## EXERCISE OBJECTIVE
Scan the lines below for the word "участие". Copy each line you find it in.

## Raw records
______

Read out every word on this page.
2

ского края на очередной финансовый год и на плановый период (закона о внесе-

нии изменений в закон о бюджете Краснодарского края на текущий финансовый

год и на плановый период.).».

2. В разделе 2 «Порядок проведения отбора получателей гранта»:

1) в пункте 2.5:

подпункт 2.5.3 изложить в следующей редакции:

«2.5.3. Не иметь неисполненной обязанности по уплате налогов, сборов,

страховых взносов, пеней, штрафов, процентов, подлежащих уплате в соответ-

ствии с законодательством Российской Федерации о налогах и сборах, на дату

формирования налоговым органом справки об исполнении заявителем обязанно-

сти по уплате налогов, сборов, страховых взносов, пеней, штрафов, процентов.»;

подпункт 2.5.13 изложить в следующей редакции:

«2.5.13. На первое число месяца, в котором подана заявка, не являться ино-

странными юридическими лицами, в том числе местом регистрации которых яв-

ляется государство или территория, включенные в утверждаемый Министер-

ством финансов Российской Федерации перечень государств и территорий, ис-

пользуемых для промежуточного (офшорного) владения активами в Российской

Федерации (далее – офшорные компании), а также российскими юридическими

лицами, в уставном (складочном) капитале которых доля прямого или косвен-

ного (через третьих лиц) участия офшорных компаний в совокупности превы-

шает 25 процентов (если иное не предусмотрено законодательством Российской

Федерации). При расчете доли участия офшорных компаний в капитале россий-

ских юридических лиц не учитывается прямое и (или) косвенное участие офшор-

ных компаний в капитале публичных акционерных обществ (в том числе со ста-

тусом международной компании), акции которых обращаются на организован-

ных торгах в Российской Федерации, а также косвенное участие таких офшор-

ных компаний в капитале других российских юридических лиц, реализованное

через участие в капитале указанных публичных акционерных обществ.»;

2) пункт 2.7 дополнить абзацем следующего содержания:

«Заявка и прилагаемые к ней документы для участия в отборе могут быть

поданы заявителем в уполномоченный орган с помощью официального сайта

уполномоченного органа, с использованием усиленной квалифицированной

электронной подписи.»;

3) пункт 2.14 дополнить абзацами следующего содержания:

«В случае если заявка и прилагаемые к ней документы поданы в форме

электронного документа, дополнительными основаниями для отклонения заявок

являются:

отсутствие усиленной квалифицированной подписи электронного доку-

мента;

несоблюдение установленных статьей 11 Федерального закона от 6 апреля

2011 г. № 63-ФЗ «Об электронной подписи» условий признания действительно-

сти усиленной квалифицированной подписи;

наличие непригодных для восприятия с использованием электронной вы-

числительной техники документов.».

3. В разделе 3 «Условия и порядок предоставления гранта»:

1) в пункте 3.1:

______

## RESULT OF THE EXERCISE
ских юридических лиц не учитывается прямое и (или) косвенное участие офшор-
ных торгах в Российской Федерации, а также косвенное участие таких офшор-
через участие в капитале указанных публичных акционерных обществ.»;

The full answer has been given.